Work instructions:
The listing must be reproduced in full, exactly as it stands.
══ Listing
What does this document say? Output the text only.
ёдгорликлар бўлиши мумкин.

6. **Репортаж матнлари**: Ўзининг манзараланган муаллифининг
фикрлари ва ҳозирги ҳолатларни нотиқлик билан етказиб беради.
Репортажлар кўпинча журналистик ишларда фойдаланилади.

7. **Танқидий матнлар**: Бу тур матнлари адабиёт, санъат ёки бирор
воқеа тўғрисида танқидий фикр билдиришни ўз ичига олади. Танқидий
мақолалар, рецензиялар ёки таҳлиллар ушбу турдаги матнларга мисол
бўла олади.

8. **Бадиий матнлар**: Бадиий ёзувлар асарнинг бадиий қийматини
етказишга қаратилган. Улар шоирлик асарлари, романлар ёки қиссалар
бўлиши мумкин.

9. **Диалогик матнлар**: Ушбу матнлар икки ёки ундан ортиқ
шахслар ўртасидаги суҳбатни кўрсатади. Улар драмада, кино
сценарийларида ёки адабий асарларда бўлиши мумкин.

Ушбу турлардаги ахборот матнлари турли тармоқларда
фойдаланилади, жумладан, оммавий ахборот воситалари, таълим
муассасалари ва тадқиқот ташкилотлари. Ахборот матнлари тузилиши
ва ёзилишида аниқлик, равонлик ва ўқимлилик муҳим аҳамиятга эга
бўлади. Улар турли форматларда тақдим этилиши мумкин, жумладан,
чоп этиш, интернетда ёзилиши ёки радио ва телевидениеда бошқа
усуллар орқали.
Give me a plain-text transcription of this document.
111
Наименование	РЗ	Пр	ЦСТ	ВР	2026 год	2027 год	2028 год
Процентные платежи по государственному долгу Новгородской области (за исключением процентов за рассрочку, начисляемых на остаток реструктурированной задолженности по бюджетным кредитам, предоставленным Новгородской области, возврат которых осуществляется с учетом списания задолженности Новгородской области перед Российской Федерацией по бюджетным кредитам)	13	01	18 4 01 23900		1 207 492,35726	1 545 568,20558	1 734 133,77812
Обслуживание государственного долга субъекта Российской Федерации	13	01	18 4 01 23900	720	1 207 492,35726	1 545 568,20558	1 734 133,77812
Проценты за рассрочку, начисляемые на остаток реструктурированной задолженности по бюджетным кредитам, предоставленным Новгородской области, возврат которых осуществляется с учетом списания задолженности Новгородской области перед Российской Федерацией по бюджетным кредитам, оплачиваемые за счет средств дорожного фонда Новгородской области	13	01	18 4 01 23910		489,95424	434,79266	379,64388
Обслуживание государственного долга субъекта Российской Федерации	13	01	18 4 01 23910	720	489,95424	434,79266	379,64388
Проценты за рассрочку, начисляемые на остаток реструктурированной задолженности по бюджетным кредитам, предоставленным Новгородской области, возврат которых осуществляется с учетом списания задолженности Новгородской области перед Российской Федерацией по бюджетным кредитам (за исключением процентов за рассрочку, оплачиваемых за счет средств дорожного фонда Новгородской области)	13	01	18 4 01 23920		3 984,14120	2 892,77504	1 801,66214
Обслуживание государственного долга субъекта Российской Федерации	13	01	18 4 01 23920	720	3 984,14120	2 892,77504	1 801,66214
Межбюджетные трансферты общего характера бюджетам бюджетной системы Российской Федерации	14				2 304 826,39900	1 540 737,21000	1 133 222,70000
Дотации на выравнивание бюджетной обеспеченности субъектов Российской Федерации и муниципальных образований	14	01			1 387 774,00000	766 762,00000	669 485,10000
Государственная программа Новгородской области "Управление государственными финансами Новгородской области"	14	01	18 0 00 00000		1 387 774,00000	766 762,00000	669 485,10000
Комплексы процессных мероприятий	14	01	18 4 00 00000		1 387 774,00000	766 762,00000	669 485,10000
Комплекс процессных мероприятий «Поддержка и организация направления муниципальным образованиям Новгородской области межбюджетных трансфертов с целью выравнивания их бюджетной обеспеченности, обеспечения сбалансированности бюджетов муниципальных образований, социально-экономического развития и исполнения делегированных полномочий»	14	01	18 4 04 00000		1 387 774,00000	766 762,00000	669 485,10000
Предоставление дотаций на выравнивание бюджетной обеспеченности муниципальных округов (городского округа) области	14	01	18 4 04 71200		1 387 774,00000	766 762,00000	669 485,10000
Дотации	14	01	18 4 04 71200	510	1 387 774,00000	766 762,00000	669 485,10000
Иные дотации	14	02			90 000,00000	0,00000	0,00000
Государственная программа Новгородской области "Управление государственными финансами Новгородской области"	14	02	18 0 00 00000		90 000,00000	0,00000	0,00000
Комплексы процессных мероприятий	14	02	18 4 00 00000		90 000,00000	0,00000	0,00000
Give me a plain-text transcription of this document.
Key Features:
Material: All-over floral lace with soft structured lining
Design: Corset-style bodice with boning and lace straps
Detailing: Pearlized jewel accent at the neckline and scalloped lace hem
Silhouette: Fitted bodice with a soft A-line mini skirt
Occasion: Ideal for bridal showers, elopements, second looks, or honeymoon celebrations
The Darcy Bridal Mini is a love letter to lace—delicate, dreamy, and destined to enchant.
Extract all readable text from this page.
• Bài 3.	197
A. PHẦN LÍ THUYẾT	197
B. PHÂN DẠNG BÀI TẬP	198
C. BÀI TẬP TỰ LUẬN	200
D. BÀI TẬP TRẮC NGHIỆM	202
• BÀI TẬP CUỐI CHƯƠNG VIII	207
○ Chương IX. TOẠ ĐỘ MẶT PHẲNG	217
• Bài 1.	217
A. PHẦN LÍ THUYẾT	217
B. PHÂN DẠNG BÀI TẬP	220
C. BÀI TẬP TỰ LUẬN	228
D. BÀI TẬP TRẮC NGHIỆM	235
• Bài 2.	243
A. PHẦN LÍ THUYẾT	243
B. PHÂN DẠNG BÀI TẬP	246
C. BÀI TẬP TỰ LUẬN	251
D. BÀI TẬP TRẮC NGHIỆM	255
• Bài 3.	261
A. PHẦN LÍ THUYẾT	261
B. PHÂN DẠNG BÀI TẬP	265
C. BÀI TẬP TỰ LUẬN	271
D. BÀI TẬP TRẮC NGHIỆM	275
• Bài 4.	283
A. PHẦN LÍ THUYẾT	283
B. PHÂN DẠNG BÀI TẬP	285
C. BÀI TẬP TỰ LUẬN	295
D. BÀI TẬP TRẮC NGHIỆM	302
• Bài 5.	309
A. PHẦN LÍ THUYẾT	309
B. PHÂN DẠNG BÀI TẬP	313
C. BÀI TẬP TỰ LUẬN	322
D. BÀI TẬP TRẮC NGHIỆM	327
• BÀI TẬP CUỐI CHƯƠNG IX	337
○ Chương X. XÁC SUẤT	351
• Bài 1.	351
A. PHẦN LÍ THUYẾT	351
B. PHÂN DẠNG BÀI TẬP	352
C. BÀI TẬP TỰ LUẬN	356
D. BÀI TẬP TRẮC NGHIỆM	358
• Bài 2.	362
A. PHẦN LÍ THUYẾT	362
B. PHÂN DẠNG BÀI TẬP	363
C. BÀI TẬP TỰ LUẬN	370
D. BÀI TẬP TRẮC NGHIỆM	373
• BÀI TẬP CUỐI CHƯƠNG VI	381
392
════
Answer for the task:
What does this document say? Output the text only.
ёдгорликлар бўлиши мумкин.

6. **Репортаж матнлари**: Ўзининг манзараланган муаллифининг
фикрлари ва ҳозирги ҳолатларни нотиқлик билан етказиб беради.
Репортажлар кўпинча журналистик ишларда фойдаланилади.

7. **Танқидий матнлар**: Бу тур матнлари адабиёт, санъат ёки бирор
воқеа тўғрисида танқидий фикр билдиришни ўз ичига олади. Танқидий
мақолалар, рецензиялар ёки таҳлиллар ушбу турдаги матнларга мисол
бўла олади.

8. **Бадиий матнлар**: Бадиий ёзувлар асарнинг бадиий қийматини
етказишга қаратилган. Улар шоирлик асарлари, романлар ёки қиссалар
бўлиши мумкин.

9. **Диалогик матнлар**: Ушбу матнлар икки ёки ундан ортиқ
шахслар ўртасидаги суҳбатни кўрсатади. Улар драмада, кино
сценарийларида ёки адабий асарларда бўлиши мумкин.

Ушбу турлардаги ахборот матнлари турли тармоқларда
фойдаланилади, жумладан, оммавий ахборот воситалари, таълим
муассасалари ва тадқиқот ташкилотлари. Ахборот матнлари тузилиши
ва ёзилишида аниқлик, равонлик ва ўқимлилик муҳим аҳамиятга эга
бўлади. Улар турли форматларда тақдим этилиши мумкин, жумладан,
чоп этиш, интернетда ёзилиши ёки радио ва телевидениеда бошқа
усуллар орқали.
Give me a plain-text transcription of this document.
111
Наименование	РЗ	Пр	ЦСТ	ВР	2026 год	2027 год	2028 год
Процентные платежи по государственному долгу Новгородской области (за исключением процентов за рассрочку, начисляемых на остаток реструктурированной задолженности по бюджетным кредитам, предоставленным Новгородской области, возврат которых осуществляется с учетом списания задолженности Новгородской области перед Российской Федерацией по бюджетным кредитам)	13	01	18 4 01 23900		1 207 492,35726	1 545 568,20558	1 734 133,77812
Обслуживание государственного долга субъекта Российской Федерации	13	01	18 4 01 23900	720	1 207 492,35726	1 545 568,20558	1 734 133,77812
Проценты за рассрочку, начисляемые на остаток реструктурированной задолженности по бюджетным кредитам, предоставленным Новгородской области, возврат которых осуществляется с учетом списания задолженности Новгородской области перед Российской Федерацией по бюджетным кредитам, оплачиваемые за счет средств дорожного фонда Новгородской области	13	01	18 4 01 23910		489,95424	434,79266	379,64388
Обслуживание государственного долга субъекта Российской Федерации	13	01	18 4 01 23910	720	489,95424	434,79266	379,64388
Проценты за рассрочку, начисляемые на остаток реструктурированной задолженности по бюджетным кредитам, предоставленным Новгородской области, возврат которых осуществляется с учетом списания задолженности Новгородской области перед Российской Федерацией по бюджетным кредитам (за исключением процентов за рассрочку, оплачиваемых за счет средств дорожного фонда Новгородской области)	13	01	18 4 01 23920		3 984,14120	2 892,77504	1 801,66214
Обслуживание государственного долга субъекта Российской Федерации	13	01	18 4 01 23920	720	3 984,14120	2 892,77504	1 801,66214
Межбюджетные трансферты общего характера бюджетам бюджетной системы Российской Федерации	14				2 304 826,39900	1 540 737,21000	1 133 222,70000
Дотации на выравнивание бюджетной обеспеченности субъектов Российской Федерации и муниципальных образований	14	01			1 387 774,00000	766 762,00000	669 485,10000
Государственная программа Новгородской области "Управление государственными финансами Новгородской области"	14	01	18 0 00 00000		1 387 774,00000	766 762,00000	669 485,10000
Комплексы процессных мероприятий	14	01	18 4 00 00000		1 387 774,00000	766 762,00000	669 485,10000
Комплекс процессных мероприятий «Поддержка и организация направления муниципальным образованиям Новгородской области межбюджетных трансфертов с целью выравнивания их бюджетной обеспеченности, обеспечения сбалансированности бюджетов муниципальных образований, социально-экономического развития и исполнения делегированных полномочий»	14	01	18 4 04 00000		1 387 774,00000	766 762,00000	669 485,10000
Предоставление дотаций на выравнивание бюджетной обеспеченности муниципальных округов (городского округа) области	14	01	18 4 04 71200		1 387 774,00000	766 762,00000	669 485,10000
Дотации	14	01	18 4 04 71200	510	1 387 774,00000	766 762,00000	669 485,10000
Иные дотации	14	02			90 000,00000	0,00000	0,00000
Государственная программа Новгородской области "Управление государственными финансами Новгородской области"	14	02	18 0 00 00000		90 000,00000	0,00000	0,00000
Комплексы процессных мероприятий	14	02	18 4 00 00000		90 000,00000	0,00000	0,00000
Give me a plain-text transcription of this document.
Key Features:
Material: All-over floral lace with soft structured lining
Design: Corset-style bodice with boning and lace straps
Detailing: Pearlized jewel accent at the neckline and scalloped lace hem
Silhouette: Fitted bodice with a soft A-line mini skirt
Occasion: Ideal for bridal showers, elopements, second looks, or honeymoon celebrations
The Darcy Bridal Mini is a love letter to lace—delicate, dreamy, and destined to enchant.
Extract all readable text from this page.
• Bài 3.	197
A. PHẦN LÍ THUYẾT	197
B. PHÂN DẠNG BÀI TẬP	198
C. BÀI TẬP TỰ LUẬN	200
D. BÀI TẬP TRẮC NGHIỆM	202
• BÀI TẬP CUỐI CHƯƠNG VIII	207
○ Chương IX. TOẠ ĐỘ MẶT PHẲNG	217
• Bài 1.	217
A. PHẦN LÍ THUYẾT	217
B. PHÂN DẠNG BÀI TẬP	220
C. BÀI TẬP TỰ LUẬN	228
D. BÀI TẬP TRẮC NGHIỆM	235
• Bài 2.	243
A. PHẦN LÍ THUYẾT	243
B. PHÂN DẠNG BÀI TẬP	246
C. BÀI TẬP TỰ LUẬN	251
D. BÀI TẬP TRẮC NGHIỆM	255
• Bài 3.	261
A. PHẦN LÍ THUYẾT	261
B. PHÂN DẠNG BÀI TẬP	265
C. BÀI TẬP TỰ LUẬN	271
D. BÀI TẬP TRẮC NGHIỆM	275
• Bài 4.	283
A. PHẦN LÍ THUYẾT	283
B. PHÂN DẠNG BÀI TẬP	285
C. BÀI TẬP TỰ LUẬN	295
D. BÀI TẬP TRẮC NGHIỆM	302
• Bài 5.	309
A. PHẦN LÍ THUYẾT	309
B. PHÂN DẠNG BÀI TẬP	313
C. BÀI TẬP TỰ LUẬN	322
D. BÀI TẬP TRẮC NGHIỆM	327
• BÀI TẬP CUỐI CHƯƠNG IX	337
○ Chương X. XÁC SUẤT	351
• Bài 1.	351
A. PHẦN LÍ THUYẾT	351
B. PHÂN DẠNG BÀI TẬP	352
C. BÀI TẬP TỰ LUẬN	356
D. BÀI TẬP TRẮC NGHIỆM	358
• Bài 2.	362
A. PHẦN LÍ THUYẾT	362
B. PHÂN DẠNG BÀI TẬP	363
C. BÀI TẬP TỰ LUẬN	370
D. BÀI TẬP TRẮC NGHIỆM	373
• BÀI TẬP CUỐI CHƯƠNG VI	381
392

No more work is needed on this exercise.